* Begin *

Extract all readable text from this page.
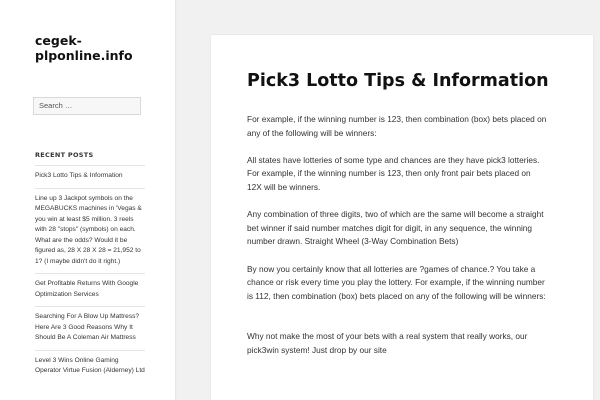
cegek-plponline.info
Search …
RECENT POSTS
Pick3 Lotto Tips & Information
Line up 3 Jackpot symbols on the MEGABUCKS machines in 'Vegas & you win at least $5 million. 3 reels with 28 "stops" (symbols) on each. What are the odds? Would it be figured as, 28 X 28 X 28 = 21,952 to 1? (I maybe didn't do it right.)
Get Profitable Returns With Google Optimization Services
Searching For A Blow Up Mattress? Here Are 3 Good Reasons Why It Should Be A Coleman Air Mattress
Level 3 Wins Online Gaming Operator Virtue Fusion (Alderney) Ltd
Pick3 Lotto Tips & Information

For example, if the winning number is 123, then combination (box) bets placed on any of the following will be winners:

All states have lotteries of some type and chances are they have pick3 lotteries. For example, if the winning number is 123, then only front pair bets placed on 12X will be winners.

Any combination of three digits, two of which are the same will become a straight bet winner if said number matches digit for digit, in any sequence, the winning number drawn. Straight Wheel (3-Way Combination Bets)

By now you certainly know that all lotteries are ?games of chance.? You take a chance or risk every time you play the lottery. For example, if the winning number is 112, then combination (box) bets placed on any of the following will be winners:

Why not make the most of your bets with a real system that really works, our pick3win system! Just drop by our site
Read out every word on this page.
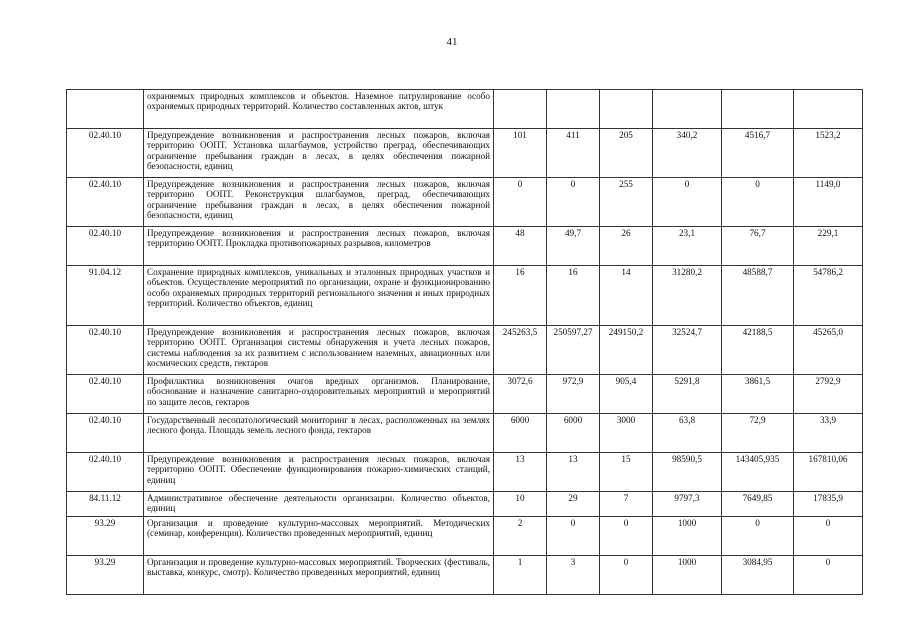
41
	охраняемых природных комплексов и объектов. Наземное патрулирование особо охраняемых природных территорий. Количество составленных актов, штук						
02.40.10	Предупреждение возникновения и распространения лесных пожаров, включая территорию ООПТ. Установка шлагбаумов, устройство преград, обеспечивающих ограничение пребывания граждан в лесах, в целях обеспечения пожарной безопасности, единиц	101	411	205	340,2	4516,7	1523,2
02.40.10	Предупреждение возникновения и распространения лесных пожаров, включая территорию ООПТ. Реконструкция шлагбаумов, преград, обеспечивающих ограничение пребывания граждан в лесах, в целях обеспечения пожарной безопасности, единиц	0	0	255	0	0	1149,0
02.40.10	Предупреждение возникновения и распространения лесных пожаров, включая территорию ООПТ. Прокладка противопожарных разрывов, километров	48	49,7	26	23,1	76,7	229,1
91.04.12	Сохранение природных комплексов, уникальных и эталонных природных участков и объектов. Осуществление мероприятий по организации, охране и функционированию особо охраняемых природных территорий регионального значения и иных природных территорий. Количество объектов, единиц	16	16	14	31280,2	48588,7	54786,2
02.40.10	Предупреждение возникновения и распространения лесных пожаров, включая территорию ООПТ. Организация системы обнаружения и учета лесных пожаров, системы наблюдения за их развитием с использованием наземных, авиационных или космических средств, гектаров	245263,5	250597,27	249150,2	32524,7	42188,5	45265,0
02.40.10	Профилактика возникновения очагов вредных организмов. Планирование, обоснование и назначение санитарно-оздоровительных мероприятий и мероприятий по защите лесов, гектаров	3072,6	972,9	905,4	5291,8	3861,5	2792,9
02.40.10	Государственный лесопатологический мониторинг в лесах, расположенных на землях лесного фонда. Площадь земель лесного фонда, гектаров	6000	6000	3000	63,8	72,9	33,9
02.40.10	Предупреждение возникновения и распространения лесных пожаров, включая территорию ООПТ. Обеспечение функционирования пожарно-химических станций, единиц	13	13	15	98590,5	143405,935	167810,06
84.11.12	Административное обеспечение деятельности организации. Количество объектов, единиц	10	29	7	9797,3	7649,85	17835,9
93.29	Организация и проведение культурно-массовых мероприятий. Методических (семинар, конференция). Количество проведенных мероприятий, единиц	2	0	0	1000	0	0
93.29	Организация и проведение культурно-массовых мероприятий. Творческих (фестиваль, выставка, конкурс, смотр). Количество проведенных мероприятий, единиц	1	3	0	1000	3084,95	0
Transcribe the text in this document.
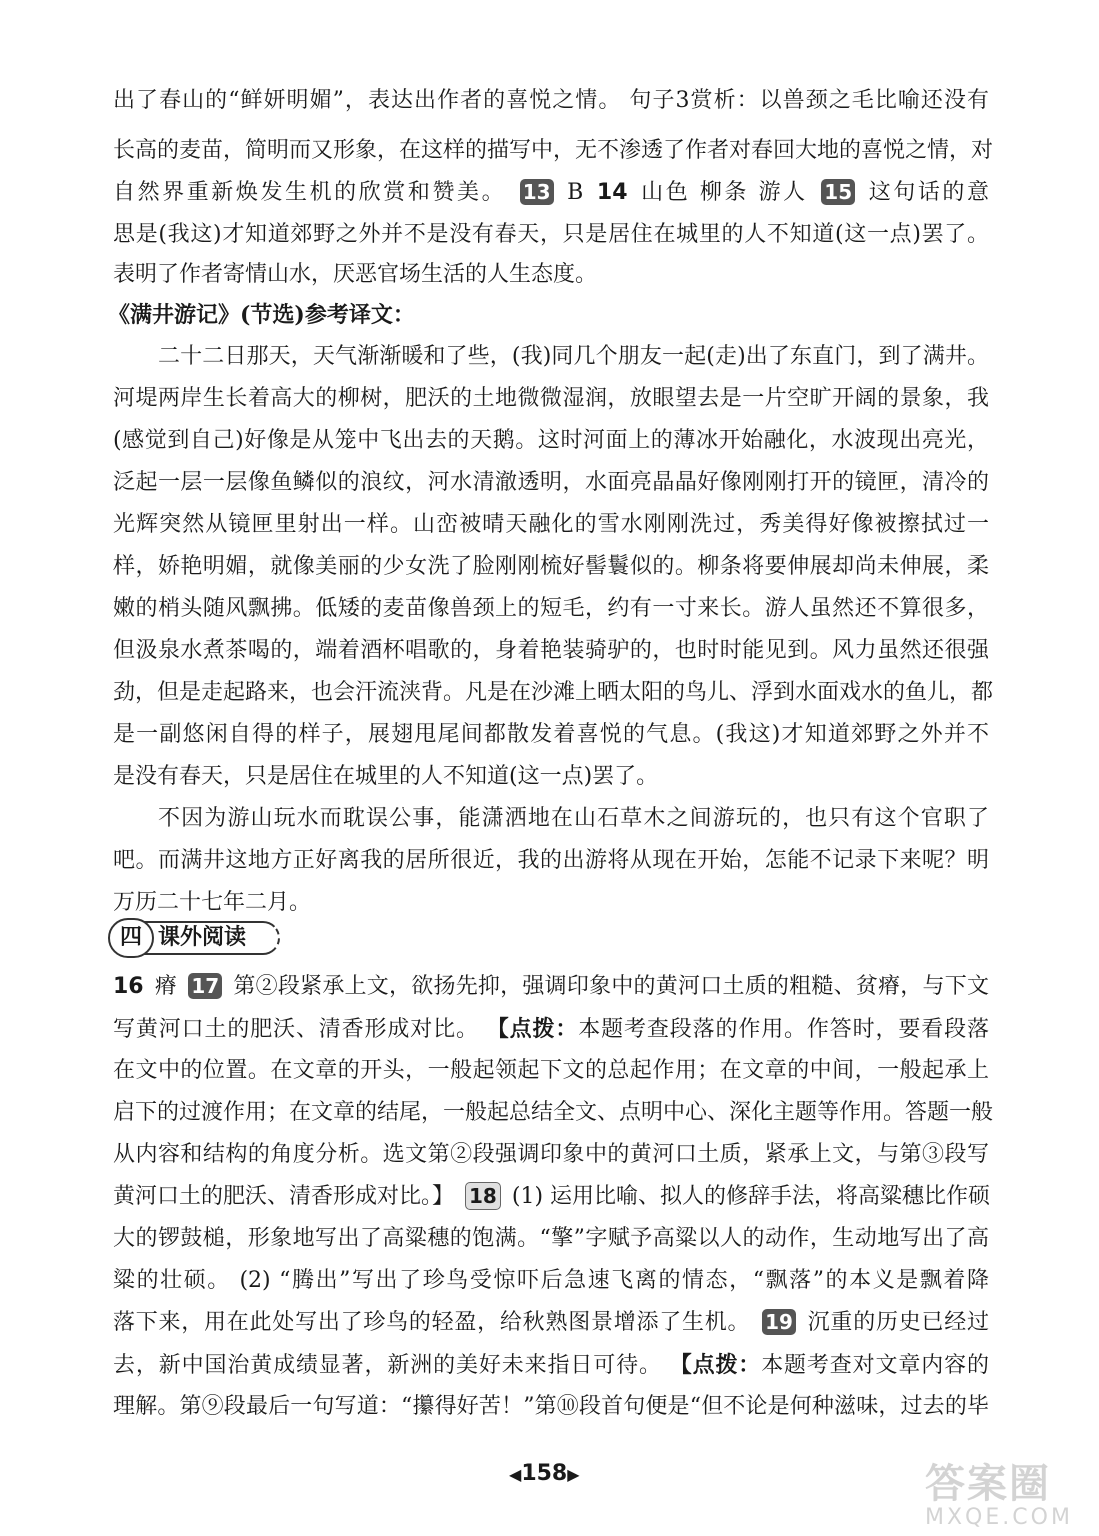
出了春山的“鲜妍明媚”，表达出作者的喜悦之情。 句子3赏析：以兽颈之毛比喻还没有
长高的麦苗，简明而又形象，在这样的描写中，无不渗透了作者对春回大地的喜悦之情，对
自然界重新焕发生机的欣赏和赞美。 13 B 14 山色 柳条 游人 15 这句话的意
思是(我这)才知道郊野之外并不是没有春天，只是居住在城里的人不知道(这一点)罢了。
表明了作者寄情山水，厌恶官场生活的人生态度。
《满井游记》(节选)参考译文：
二十二日那天，天气渐渐暖和了些，(我)同几个朋友一起(走)出了东直门，到了满井。
河堤两岸生长着高大的柳树，肥沃的土地微微湿润，放眼望去是一片空旷开阔的景象，我
(感觉到自己)好像是从笼中飞出去的天鹅。这时河面上的薄冰开始融化，水波现出亮光，
泛起一层一层像鱼鳞似的浪纹，河水清澈透明，水面亮晶晶好像刚刚打开的镜匣，清冷的
光辉突然从镜匣里射出一样。山峦被晴天融化的雪水刚刚洗过，秀美得好像被擦拭过一
样，娇艳明媚，就像美丽的少女洗了脸刚刚梳好髻鬟似的。柳条将要伸展却尚未伸展，柔
嫩的梢头随风飘拂。低矮的麦苗像兽颈上的短毛，约有一寸来长。游人虽然还不算很多，
但汲泉水煮茶喝的，端着酒杯唱歌的，身着艳装骑驴的，也时时能见到。风力虽然还很强
劲，但是走起路来，也会汗流浃背。凡是在沙滩上晒太阳的鸟儿、浮到水面戏水的鱼儿，都
是一副悠闲自得的样子，展翅甩尾间都散发着喜悦的气息。(我这)才知道郊野之外并不
是没有春天，只是居住在城里的人不知道(这一点)罢了。
不因为游山玩水而耽误公事，能潇洒地在山石草木之间游玩的，也只有这个官职了
吧。而满井这地方正好离我的居所很近，我的出游将从现在开始，怎能不记录下来呢？明
万历二十七年二月。
课外阅读
四
16 瘠 17 第②段紧承上文，欲扬先抑，强调印象中的黄河口土质的粗糙、贫瘠，与下文
写黄河口土的肥沃、清香形成对比。 【点拨：本题考查段落的作用。作答时，要看段落
在文中的位置。在文章的开头，一般起领起下文的总起作用；在文章的中间，一般起承上
启下的过渡作用；在文章的结尾，一般起总结全文、点明中心、深化主题等作用。答题一般
从内容和结构的角度分析。选文第②段强调印象中的黄河口土质，紧承上文，与第③段写
黄河口土的肥沃、清香形成对比。】 18 (1) 运用比喻、拟人的修辞手法，将高粱穗比作硕
大的锣鼓槌，形象地写出了高粱穗的饱满。“擎”字赋予高粱以人的动作，生动地写出了高
粱的壮硕。 (2) “腾出”写出了珍鸟受惊吓后急速飞离的情态，“飘落”的本义是飘着降
落下来，用在此处写出了珍鸟的轻盈，给秋熟图景增添了生机。 19 沉重的历史已经过
去，新中国治黄成绩显著，新洲的美好未来指日可待。 【点拨：本题考查对文章内容的
理解。第⑨段最后一句写道：“攥得好苦！”第⑩段首句便是“但不论是何种滋味，过去的毕
◀158▶	答案圈
MXQE.COM
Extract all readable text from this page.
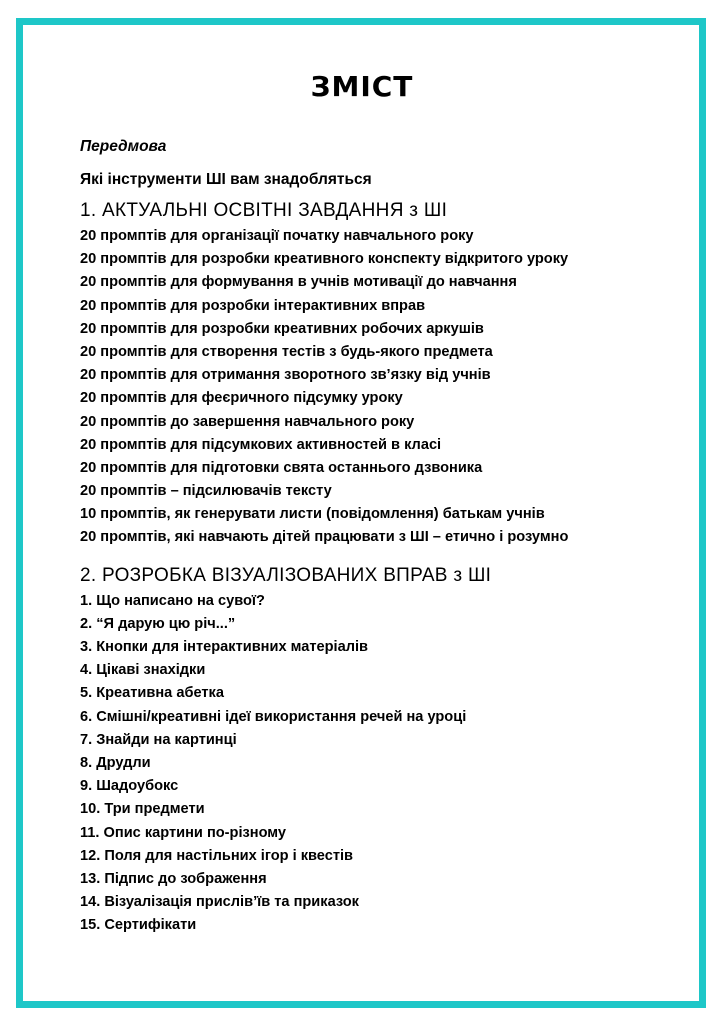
ЗМІСТ
Передмова
Які інструменти ШІ вам знадобляться
1. АКТУАЛЬНІ ОСВІТНІ ЗАВДАННЯ з ШІ
20 промптів для організації початку навчального року
20 промптів для розробки креативного конспекту відкритого уроку
20 промптів для формування в учнів мотивації до навчання
20 промптів для розробки інтерактивних вправ
20 промптів для розробки креативних робочих аркушів
20 промптів для створення тестів з будь-якого предмета
20 промптів для отримання зворотного зв’язку від учнів
20 промптів для феєричного підсумку уроку
20 промптів до завершення навчального року
20 промптів для підсумкових активностей в класі
20 промптів для підготовки свята останнього дзвоника
20 промптів – підсилювачів тексту
10 промптів, як генерувати листи (повідомлення) батькам учнів
20 промптів, які навчають дітей працювати з ШІ – етично і розумно
2. РОЗРОБКА ВІЗУАЛІЗОВАНИХ ВПРАВ з ШІ
1. Що написано на сувої?
2. “Я дарую цю річ...”
3. Кнопки для інтерактивних матеріалів
4. Цікаві знахідки
5. Креативна абетка
6. Смішні/креативні ідеї використання речей на уроці
7. Знайди на картинці
8. Друдли
9. Шадоубокс
10. Три предмети
11. Опис картини по-різному
12. Поля для настільних ігор і квестів
13. Підпис до зображення
14. Візуалізація прислів’їв та приказок
15. Сертифікати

* End *

__EXERCISE__
Extract, from the material above, each line holding the word "навчального".

__TASK RESULT__
20 промптів для організації початку навчального року
20 промптів до завершення навчального року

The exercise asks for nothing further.